# [WHAT YOU ARE ASKED TO DO]
Reproduce the material word for word; the images stay out.

Entries from a visual dataset:

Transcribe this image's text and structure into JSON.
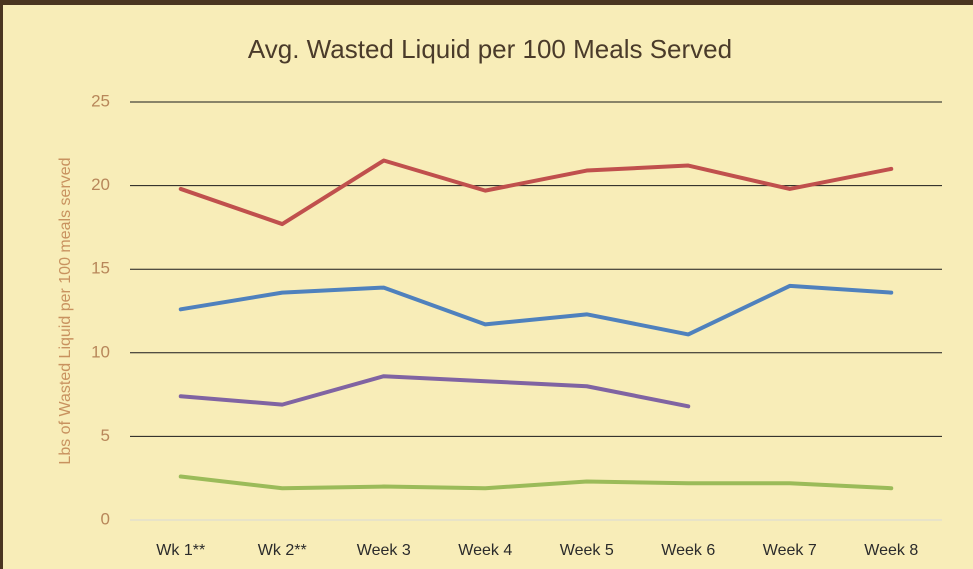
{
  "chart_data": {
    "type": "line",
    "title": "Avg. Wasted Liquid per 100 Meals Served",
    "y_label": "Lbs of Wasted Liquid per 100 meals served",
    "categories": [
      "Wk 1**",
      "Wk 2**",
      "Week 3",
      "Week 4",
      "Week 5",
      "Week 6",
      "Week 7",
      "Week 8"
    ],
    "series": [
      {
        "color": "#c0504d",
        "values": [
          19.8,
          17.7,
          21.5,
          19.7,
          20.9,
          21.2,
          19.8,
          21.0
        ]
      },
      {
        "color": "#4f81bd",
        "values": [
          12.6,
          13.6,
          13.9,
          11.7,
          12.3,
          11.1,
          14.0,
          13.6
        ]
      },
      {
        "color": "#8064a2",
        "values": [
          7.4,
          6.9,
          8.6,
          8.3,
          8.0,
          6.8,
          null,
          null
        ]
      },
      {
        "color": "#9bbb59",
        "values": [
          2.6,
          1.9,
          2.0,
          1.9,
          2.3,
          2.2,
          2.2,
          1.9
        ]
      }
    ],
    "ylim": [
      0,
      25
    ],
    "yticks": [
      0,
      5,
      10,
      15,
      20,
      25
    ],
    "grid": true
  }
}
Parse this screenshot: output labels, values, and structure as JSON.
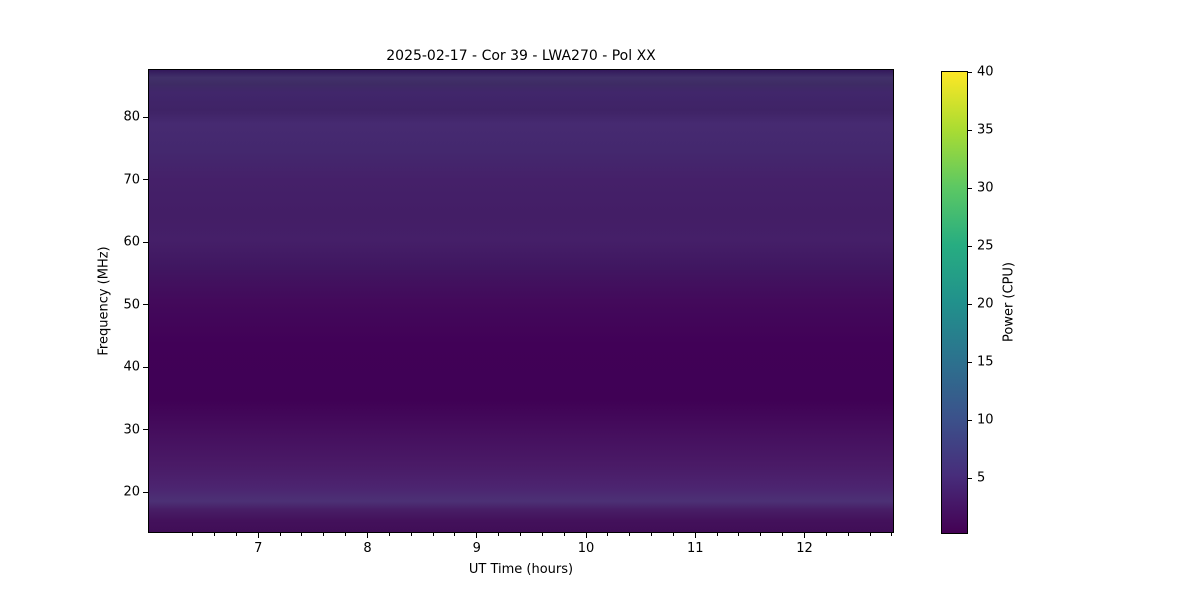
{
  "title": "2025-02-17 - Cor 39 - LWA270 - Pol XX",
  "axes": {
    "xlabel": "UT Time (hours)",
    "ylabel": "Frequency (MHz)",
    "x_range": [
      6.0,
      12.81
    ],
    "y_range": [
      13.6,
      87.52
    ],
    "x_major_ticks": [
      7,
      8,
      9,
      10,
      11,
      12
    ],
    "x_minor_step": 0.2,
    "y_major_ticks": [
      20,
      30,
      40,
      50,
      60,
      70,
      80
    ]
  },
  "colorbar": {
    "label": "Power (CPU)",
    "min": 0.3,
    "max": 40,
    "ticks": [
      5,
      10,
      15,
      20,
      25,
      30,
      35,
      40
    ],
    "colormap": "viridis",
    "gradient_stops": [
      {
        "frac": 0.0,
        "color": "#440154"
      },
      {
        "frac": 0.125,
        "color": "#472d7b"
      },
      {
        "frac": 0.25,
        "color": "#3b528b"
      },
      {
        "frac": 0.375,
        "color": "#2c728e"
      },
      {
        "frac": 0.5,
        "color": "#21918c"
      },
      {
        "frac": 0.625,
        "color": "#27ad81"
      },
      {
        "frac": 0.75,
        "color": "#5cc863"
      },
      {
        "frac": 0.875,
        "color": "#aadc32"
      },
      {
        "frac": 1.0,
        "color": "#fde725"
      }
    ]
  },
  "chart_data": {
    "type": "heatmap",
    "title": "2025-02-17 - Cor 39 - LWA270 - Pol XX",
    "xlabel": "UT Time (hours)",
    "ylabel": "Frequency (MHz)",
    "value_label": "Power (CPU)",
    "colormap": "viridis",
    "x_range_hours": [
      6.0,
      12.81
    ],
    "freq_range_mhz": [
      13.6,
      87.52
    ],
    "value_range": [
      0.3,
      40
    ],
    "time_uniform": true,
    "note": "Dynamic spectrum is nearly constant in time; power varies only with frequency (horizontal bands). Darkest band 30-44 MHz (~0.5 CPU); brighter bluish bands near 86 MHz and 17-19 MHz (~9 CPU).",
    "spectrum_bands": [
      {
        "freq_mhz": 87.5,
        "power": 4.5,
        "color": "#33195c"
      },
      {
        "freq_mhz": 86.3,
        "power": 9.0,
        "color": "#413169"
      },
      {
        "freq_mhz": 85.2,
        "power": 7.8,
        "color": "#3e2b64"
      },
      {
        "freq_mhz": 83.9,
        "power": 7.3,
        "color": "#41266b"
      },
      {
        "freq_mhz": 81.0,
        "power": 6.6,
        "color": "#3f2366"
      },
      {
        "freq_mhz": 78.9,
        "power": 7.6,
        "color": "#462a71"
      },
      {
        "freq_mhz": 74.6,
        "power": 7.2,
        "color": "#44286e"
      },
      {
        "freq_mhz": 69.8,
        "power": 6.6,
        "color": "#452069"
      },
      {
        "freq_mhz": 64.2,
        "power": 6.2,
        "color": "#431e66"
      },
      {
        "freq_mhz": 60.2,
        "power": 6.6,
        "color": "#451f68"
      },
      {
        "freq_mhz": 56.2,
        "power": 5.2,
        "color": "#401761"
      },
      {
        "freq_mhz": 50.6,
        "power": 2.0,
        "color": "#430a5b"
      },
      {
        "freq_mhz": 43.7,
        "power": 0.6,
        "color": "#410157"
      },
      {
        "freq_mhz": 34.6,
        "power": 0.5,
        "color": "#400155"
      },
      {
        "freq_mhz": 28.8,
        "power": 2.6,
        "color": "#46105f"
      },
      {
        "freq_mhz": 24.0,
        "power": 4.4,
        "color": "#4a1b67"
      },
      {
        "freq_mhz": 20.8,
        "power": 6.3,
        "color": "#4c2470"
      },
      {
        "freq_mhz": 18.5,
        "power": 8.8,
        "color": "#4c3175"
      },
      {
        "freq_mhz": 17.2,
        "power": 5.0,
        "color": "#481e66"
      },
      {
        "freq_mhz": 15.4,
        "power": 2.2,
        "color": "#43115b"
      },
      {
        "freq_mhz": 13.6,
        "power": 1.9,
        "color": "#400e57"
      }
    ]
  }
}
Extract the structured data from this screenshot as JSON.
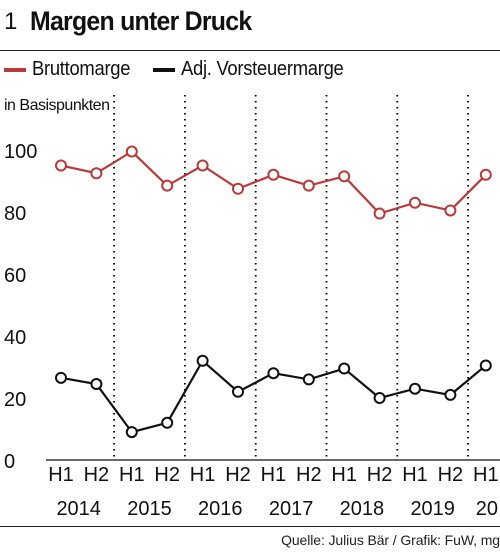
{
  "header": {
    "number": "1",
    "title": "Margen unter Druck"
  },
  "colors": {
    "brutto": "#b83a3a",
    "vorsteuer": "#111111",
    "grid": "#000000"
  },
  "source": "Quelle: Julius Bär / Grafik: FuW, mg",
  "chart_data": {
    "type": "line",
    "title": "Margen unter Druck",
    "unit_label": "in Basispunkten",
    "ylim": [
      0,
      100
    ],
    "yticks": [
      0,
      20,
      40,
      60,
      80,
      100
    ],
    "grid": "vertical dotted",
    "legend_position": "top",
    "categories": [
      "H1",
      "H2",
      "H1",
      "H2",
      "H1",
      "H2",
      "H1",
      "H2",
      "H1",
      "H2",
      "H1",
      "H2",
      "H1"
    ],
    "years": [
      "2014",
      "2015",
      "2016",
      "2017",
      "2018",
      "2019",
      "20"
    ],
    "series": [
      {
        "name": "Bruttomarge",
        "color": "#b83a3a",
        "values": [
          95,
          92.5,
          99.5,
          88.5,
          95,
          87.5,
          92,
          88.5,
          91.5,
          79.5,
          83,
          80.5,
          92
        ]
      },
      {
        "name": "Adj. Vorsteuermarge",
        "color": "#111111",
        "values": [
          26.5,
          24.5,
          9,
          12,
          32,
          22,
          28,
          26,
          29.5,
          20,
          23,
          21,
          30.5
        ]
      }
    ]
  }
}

# [PROBLEM SOLUTION]
Transcribe this image's text and structure into JSON.
{
  "chart_data": {
    "type": "line",
    "title": "Avg. Wasted Liquid per 100 Meals Served",
    "y_label": "Lbs of Wasted Liquid per 100 meals served",
    "categories": [
      "Wk 1**",
      "Wk 2**",
      "Week 3",
      "Week 4",
      "Week 5",
      "Week 6",
      "Week 7",
      "Week 8"
    ],
    "series": [
      {
        "color": "#c0504d",
        "values": [
          19.8,
          17.7,
          21.5,
          19.7,
          20.9,
          21.2,
          19.8,
          21.0
        ]
      },
      {
        "color": "#4f81bd",
        "values": [
          12.6,
          13.6,
          13.9,
          11.7,
          12.3,
          11.1,
          14.0,
          13.6
        ]
      },
      {
        "color": "#8064a2",
        "values": [
          7.4,
          6.9,
          8.6,
          8.3,
          8.0,
          6.8,
          null,
          null
        ]
      },
      {
        "color": "#9bbb59",
        "values": [
          2.6,
          1.9,
          2.0,
          1.9,
          2.3,
          2.2,
          2.2,
          1.9
        ]
      }
    ],
    "ylim": [
      0,
      25
    ],
    "yticks": [
      0,
      5,
      10,
      15,
      20,
      25
    ],
    "grid": true
  }
}
Parse this screenshot: output labels, values, and structure as JSON.
{
  "title": "2025-02-17 - Cor 39 - LWA270 - Pol XX",
  "axes": {
    "xlabel": "UT Time (hours)",
    "ylabel": "Frequency (MHz)",
    "x_range": [
      6.0,
      12.81
    ],
    "y_range": [
      13.6,
      87.52
    ],
    "x_major_ticks": [
      7,
      8,
      9,
      10,
      11,
      12
    ],
    "x_minor_step": 0.2,
    "y_major_ticks": [
      20,
      30,
      40,
      50,
      60,
      70,
      80
    ]
  },
  "colorbar": {
    "label": "Power (CPU)",
    "min": 0.3,
    "max": 40,
    "ticks": [
      5,
      10,
      15,
      20,
      25,
      30,
      35,
      40
    ],
    "colormap": "viridis",
    "gradient_stops": [
      {
        "frac": 0.0,
        "color": "#440154"
      },
      {
        "frac": 0.125,
        "color": "#472d7b"
      },
      {
        "frac": 0.25,
        "color": "#3b528b"
      },
      {
        "frac": 0.375,
        "color": "#2c728e"
      },
      {
        "frac": 0.5,
        "color": "#21918c"
      },
      {
        "frac": 0.625,
        "color": "#27ad81"
      },
      {
        "frac": 0.75,
        "color": "#5cc863"
      },
      {
        "frac": 0.875,
        "color": "#aadc32"
      },
      {
        "frac": 1.0,
        "color": "#fde725"
      }
    ]
  },
  "chart_data": {
    "type": "heatmap",
    "title": "2025-02-17 - Cor 39 - LWA270 - Pol XX",
    "xlabel": "UT Time (hours)",
    "ylabel": "Frequency (MHz)",
    "value_label": "Power (CPU)",
    "colormap": "viridis",
    "x_range_hours": [
      6.0,
      12.81
    ],
    "freq_range_mhz": [
      13.6,
      87.52
    ],
    "value_range": [
      0.3,
      40
    ],
    "time_uniform": true,
    "note": "Dynamic spectrum is nearly constant in time; power varies only with frequency (horizontal bands). Darkest band 30-44 MHz (~0.5 CPU); brighter bluish bands near 86 MHz and 17-19 MHz (~9 CPU).",
    "spectrum_bands": [
      {
        "freq_mhz": 87.5,
        "power": 4.5,
        "color": "#33195c"
      },
      {
        "freq_mhz": 86.3,
        "power": 9.0,
        "color": "#413169"
      },
      {
        "freq_mhz": 85.2,
        "power": 7.8,
        "color": "#3e2b64"
      },
      {
        "freq_mhz": 83.9,
        "power": 7.3,
        "color": "#41266b"
      },
      {
        "freq_mhz": 81.0,
        "power": 6.6,
        "color": "#3f2366"
      },
      {
        "freq_mhz": 78.9,
        "power": 7.6,
        "color": "#462a71"
      },
      {
        "freq_mhz": 74.6,
        "power": 7.2,
        "color": "#44286e"
      },
      {
        "freq_mhz": 69.8,
        "power": 6.6,
        "color": "#452069"
      },
      {
        "freq_mhz": 64.2,
        "power": 6.2,
        "color": "#431e66"
      },
      {
        "freq_mhz": 60.2,
        "power": 6.6,
        "color": "#451f68"
      },
      {
        "freq_mhz": 56.2,
        "power": 5.2,
        "color": "#401761"
      },
      {
        "freq_mhz": 50.6,
        "power": 2.0,
        "color": "#430a5b"
      },
      {
        "freq_mhz": 43.7,
        "power": 0.6,
        "color": "#410157"
      },
      {
        "freq_mhz": 34.6,
        "power": 0.5,
        "color": "#400155"
      },
      {
        "freq_mhz": 28.8,
        "power": 2.6,
        "color": "#46105f"
      },
      {
        "freq_mhz": 24.0,
        "power": 4.4,
        "color": "#4a1b67"
      },
      {
        "freq_mhz": 20.8,
        "power": 6.3,
        "color": "#4c2470"
      },
      {
        "freq_mhz": 18.5,
        "power": 8.8,
        "color": "#4c3175"
      },
      {
        "freq_mhz": 17.2,
        "power": 5.0,
        "color": "#481e66"
      },
      {
        "freq_mhz": 15.4,
        "power": 2.2,
        "color": "#43115b"
      },
      {
        "freq_mhz": 13.6,
        "power": 1.9,
        "color": "#400e57"
      }
    ]
  }
}
Extract the structured data from this screenshot as JSON.
{
  "header": {
    "number": "1",
    "title": "Margen unter Druck"
  },
  "colors": {
    "brutto": "#b83a3a",
    "vorsteuer": "#111111",
    "grid": "#000000"
  },
  "source": "Quelle: Julius Bär / Grafik: FuW, mg",
  "chart_data": {
    "type": "line",
    "title": "Margen unter Druck",
    "unit_label": "in Basispunkten",
    "ylim": [
      0,
      100
    ],
    "yticks": [
      0,
      20,
      40,
      60,
      80,
      100
    ],
    "grid": "vertical dotted",
    "legend_position": "top",
    "categories": [
      "H1",
      "H2",
      "H1",
      "H2",
      "H1",
      "H2",
      "H1",
      "H2",
      "H1",
      "H2",
      "H1",
      "H2",
      "H1"
    ],
    "years": [
      "2014",
      "2015",
      "2016",
      "2017",
      "2018",
      "2019",
      "20"
    ],
    "series": [
      {
        "name": "Bruttomarge",
        "color": "#b83a3a",
        "values": [
          95,
          92.5,
          99.5,
          88.5,
          95,
          87.5,
          92,
          88.5,
          91.5,
          79.5,
          83,
          80.5,
          92
        ]
      },
      {
        "name": "Adj. Vorsteuermarge",
        "color": "#111111",
        "values": [
          26.5,
          24.5,
          9,
          12,
          32,
          22,
          28,
          26,
          29.5,
          20,
          23,
          21,
          30.5
        ]
      }
    ]
  }
}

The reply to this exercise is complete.